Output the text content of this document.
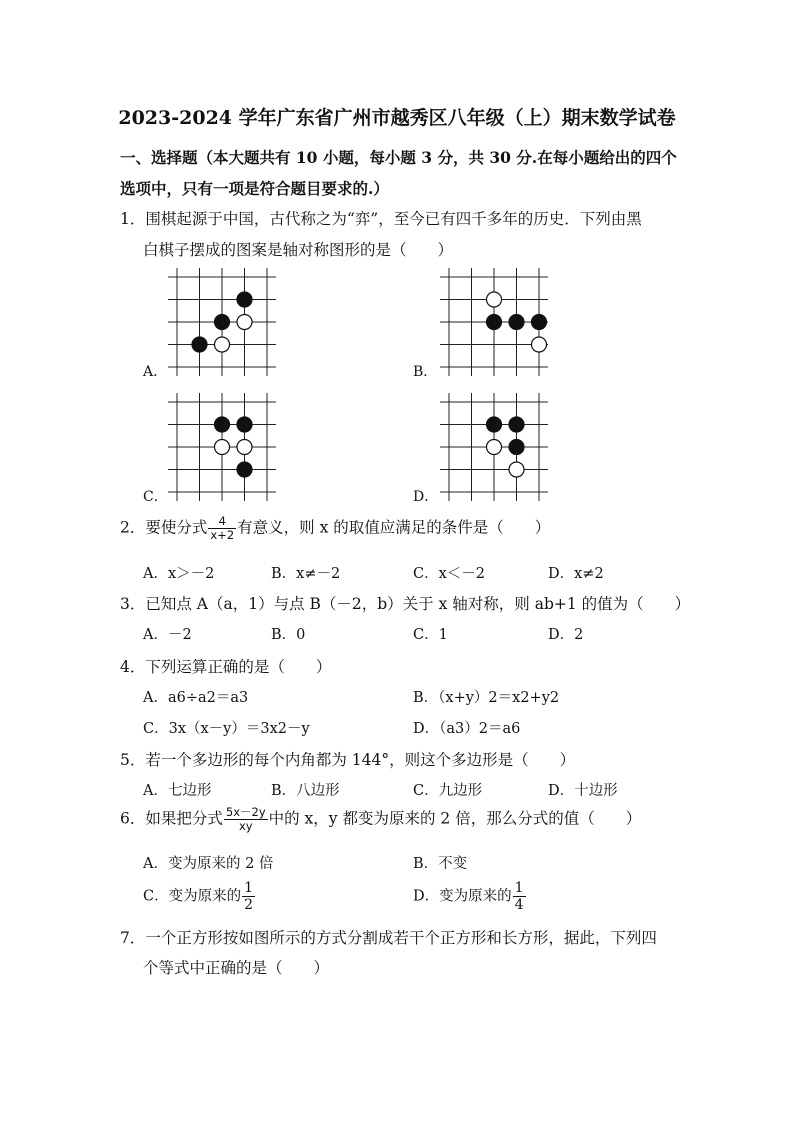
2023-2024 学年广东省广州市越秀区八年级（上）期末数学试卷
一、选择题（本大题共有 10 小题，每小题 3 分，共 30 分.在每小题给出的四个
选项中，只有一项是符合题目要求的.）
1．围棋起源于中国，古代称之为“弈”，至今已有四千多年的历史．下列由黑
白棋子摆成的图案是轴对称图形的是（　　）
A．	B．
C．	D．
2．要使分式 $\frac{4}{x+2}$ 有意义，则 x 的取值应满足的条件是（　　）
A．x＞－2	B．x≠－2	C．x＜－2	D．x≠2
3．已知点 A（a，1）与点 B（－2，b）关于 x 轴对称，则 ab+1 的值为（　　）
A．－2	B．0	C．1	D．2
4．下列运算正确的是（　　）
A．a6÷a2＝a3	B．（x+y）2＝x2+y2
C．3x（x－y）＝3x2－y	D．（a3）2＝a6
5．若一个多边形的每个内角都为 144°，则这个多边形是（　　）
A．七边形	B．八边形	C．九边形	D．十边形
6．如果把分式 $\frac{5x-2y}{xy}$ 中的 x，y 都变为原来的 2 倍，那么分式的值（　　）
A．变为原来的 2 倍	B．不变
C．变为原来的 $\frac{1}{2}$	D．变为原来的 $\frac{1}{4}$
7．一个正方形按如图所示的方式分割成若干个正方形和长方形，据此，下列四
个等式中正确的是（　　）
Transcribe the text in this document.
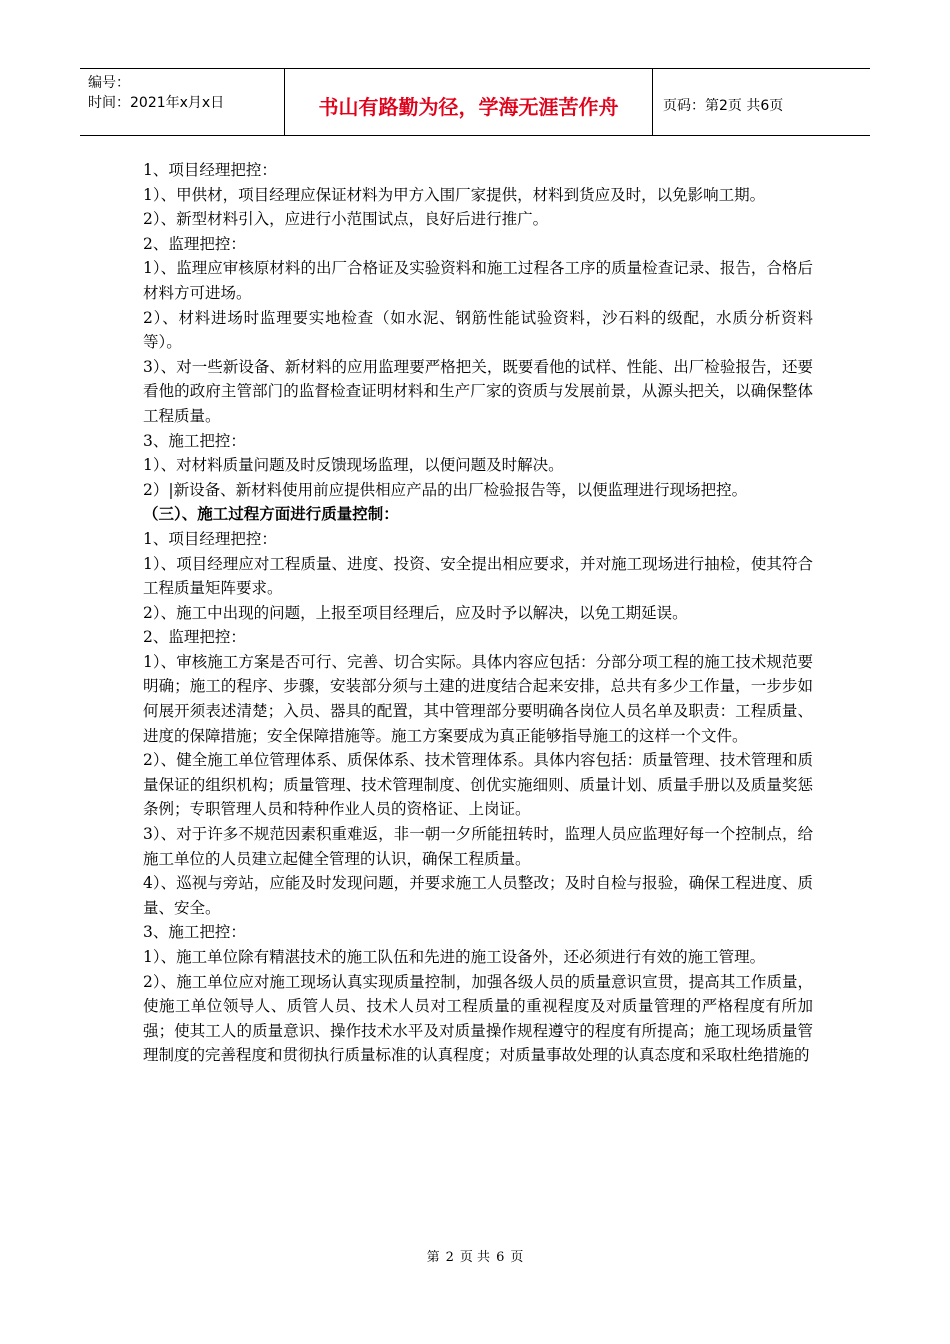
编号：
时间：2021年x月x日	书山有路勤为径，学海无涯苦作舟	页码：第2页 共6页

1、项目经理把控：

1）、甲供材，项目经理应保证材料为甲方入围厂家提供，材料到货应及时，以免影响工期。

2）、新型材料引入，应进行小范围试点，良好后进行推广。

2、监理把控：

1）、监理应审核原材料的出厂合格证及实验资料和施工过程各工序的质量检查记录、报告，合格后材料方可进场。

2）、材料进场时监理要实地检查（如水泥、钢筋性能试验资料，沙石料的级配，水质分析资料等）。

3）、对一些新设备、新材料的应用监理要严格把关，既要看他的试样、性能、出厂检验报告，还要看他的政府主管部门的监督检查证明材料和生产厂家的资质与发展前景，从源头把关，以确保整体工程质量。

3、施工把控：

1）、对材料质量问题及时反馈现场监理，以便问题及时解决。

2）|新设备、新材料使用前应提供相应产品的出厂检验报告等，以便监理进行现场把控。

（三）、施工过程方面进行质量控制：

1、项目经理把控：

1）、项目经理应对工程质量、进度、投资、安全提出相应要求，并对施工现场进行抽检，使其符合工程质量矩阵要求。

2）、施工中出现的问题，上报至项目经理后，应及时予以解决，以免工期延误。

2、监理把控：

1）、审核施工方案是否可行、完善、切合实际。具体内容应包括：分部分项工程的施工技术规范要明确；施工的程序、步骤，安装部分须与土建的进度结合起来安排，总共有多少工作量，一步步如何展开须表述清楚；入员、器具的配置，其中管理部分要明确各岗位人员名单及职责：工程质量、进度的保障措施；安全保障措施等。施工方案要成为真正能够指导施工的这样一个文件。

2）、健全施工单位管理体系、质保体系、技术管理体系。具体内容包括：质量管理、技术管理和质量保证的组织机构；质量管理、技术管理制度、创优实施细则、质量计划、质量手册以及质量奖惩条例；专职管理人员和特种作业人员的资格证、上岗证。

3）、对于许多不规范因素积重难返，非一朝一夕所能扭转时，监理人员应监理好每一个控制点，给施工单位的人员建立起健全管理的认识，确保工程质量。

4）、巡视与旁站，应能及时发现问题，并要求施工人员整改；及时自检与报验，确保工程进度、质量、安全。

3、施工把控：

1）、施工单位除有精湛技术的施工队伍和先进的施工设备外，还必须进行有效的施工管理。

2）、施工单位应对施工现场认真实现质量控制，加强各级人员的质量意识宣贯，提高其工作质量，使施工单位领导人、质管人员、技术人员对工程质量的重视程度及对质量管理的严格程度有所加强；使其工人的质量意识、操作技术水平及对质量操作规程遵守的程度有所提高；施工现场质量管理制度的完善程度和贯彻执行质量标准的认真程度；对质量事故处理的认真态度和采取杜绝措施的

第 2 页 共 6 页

* * *

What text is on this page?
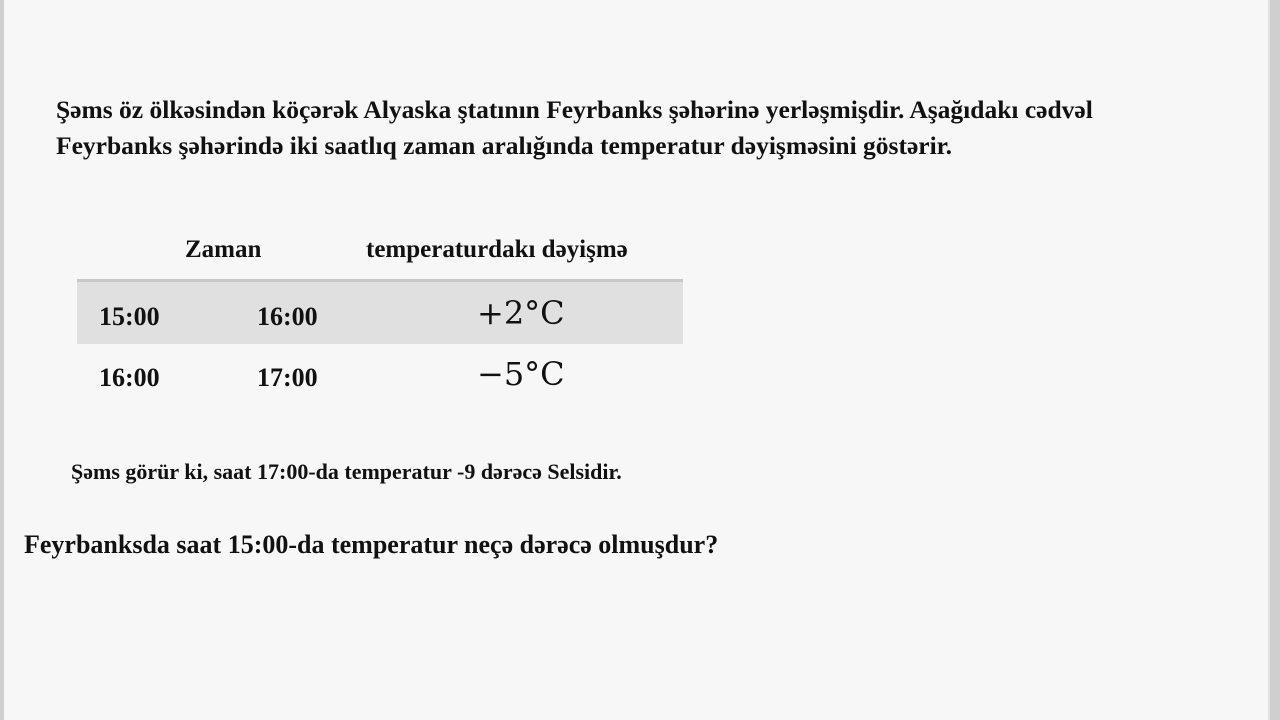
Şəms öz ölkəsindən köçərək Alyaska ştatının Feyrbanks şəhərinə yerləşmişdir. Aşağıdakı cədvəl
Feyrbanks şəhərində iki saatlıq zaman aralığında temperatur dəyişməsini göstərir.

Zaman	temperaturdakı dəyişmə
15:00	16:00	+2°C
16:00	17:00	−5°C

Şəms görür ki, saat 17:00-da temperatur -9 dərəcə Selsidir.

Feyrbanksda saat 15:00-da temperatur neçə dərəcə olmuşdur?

• Short exercise: Extract lines where the string "this" occurs.

• Answer to the exercise:
Output the text content of this document.
Transcribe the text in this document.
What text is on this page?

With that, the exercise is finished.